__AIM OF THE EXERCISE__. Repeat the full listing below verbatim and keep the images out.

__DATA FOR THIS EXERCISE__.
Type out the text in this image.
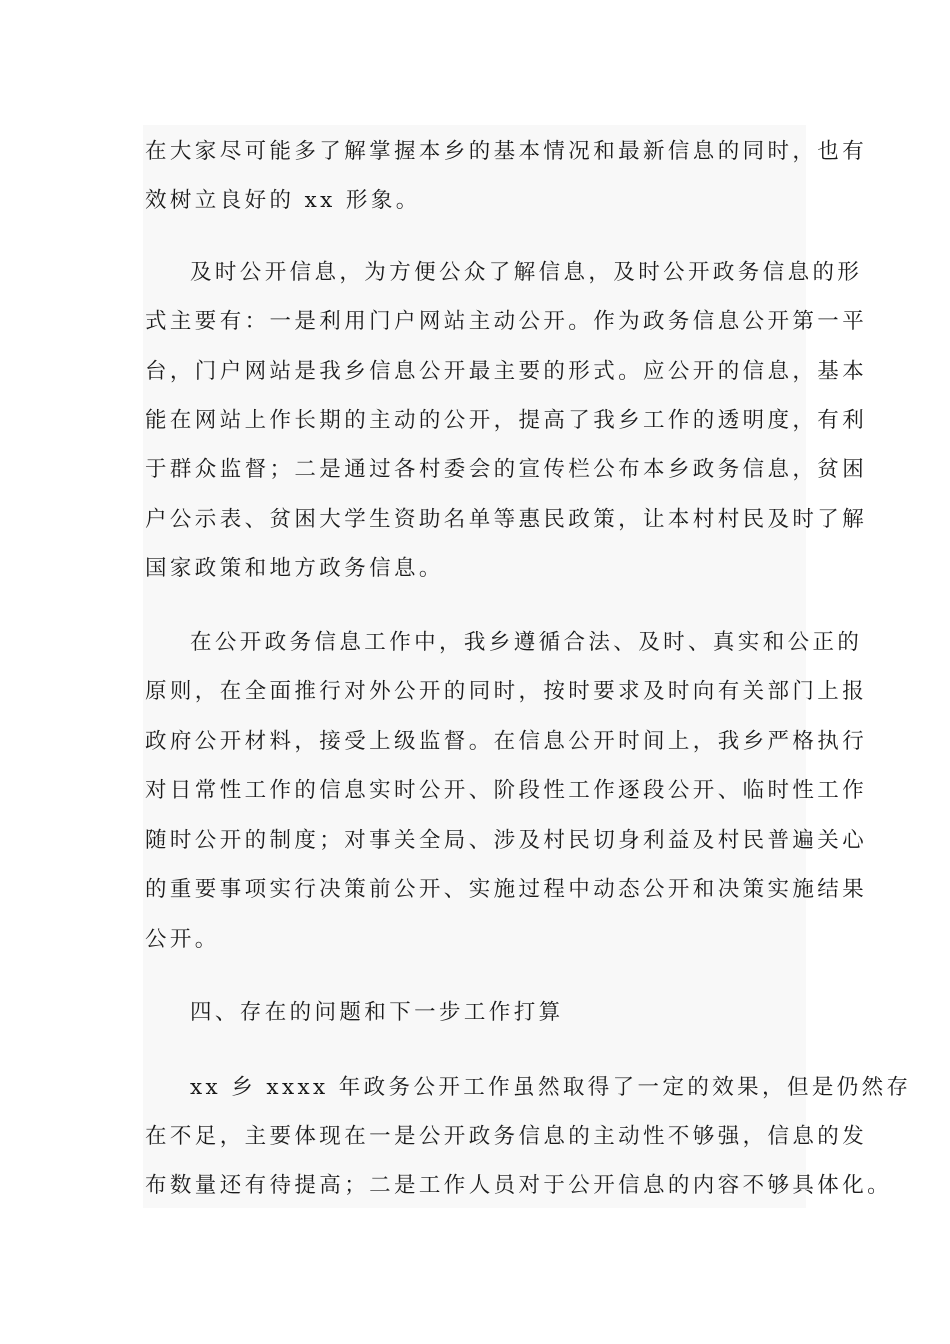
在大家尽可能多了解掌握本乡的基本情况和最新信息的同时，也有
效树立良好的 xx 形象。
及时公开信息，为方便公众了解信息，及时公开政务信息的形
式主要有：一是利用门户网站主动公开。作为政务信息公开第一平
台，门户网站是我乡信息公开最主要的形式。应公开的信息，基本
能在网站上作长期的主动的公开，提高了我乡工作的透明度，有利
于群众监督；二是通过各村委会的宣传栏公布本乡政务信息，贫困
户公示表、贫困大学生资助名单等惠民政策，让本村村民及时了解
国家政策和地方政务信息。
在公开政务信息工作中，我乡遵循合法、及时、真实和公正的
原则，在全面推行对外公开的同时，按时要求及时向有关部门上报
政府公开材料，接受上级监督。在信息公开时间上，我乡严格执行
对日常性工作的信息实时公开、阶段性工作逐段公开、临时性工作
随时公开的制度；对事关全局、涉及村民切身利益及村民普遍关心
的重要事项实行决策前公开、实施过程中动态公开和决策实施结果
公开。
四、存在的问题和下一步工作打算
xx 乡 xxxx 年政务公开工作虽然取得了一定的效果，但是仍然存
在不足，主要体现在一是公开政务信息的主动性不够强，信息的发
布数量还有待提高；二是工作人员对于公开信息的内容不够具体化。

__ANSWER TO THIS EXERCISE__.
Type out the text in this image.
在大家尽可能多了解掌握本乡的基本情况和最新信息的同时，也有
效树立良好的 xx 形象。
及时公开信息，为方便公众了解信息，及时公开政务信息的形
式主要有：一是利用门户网站主动公开。作为政务信息公开第一平
台，门户网站是我乡信息公开最主要的形式。应公开的信息，基本
能在网站上作长期的主动的公开，提高了我乡工作的透明度，有利
于群众监督；二是通过各村委会的宣传栏公布本乡政务信息，贫困
户公示表、贫困大学生资助名单等惠民政策，让本村村民及时了解
国家政策和地方政务信息。
在公开政务信息工作中，我乡遵循合法、及时、真实和公正的
原则，在全面推行对外公开的同时，按时要求及时向有关部门上报
政府公开材料，接受上级监督。在信息公开时间上，我乡严格执行
对日常性工作的信息实时公开、阶段性工作逐段公开、临时性工作
随时公开的制度；对事关全局、涉及村民切身利益及村民普遍关心
的重要事项实行决策前公开、实施过程中动态公开和决策实施结果
公开。
四、存在的问题和下一步工作打算
xx 乡 xxxx 年政务公开工作虽然取得了一定的效果，但是仍然存
在不足，主要体现在一是公开政务信息的主动性不够强，信息的发
布数量还有待提高；二是工作人员对于公开信息的内容不够具体化。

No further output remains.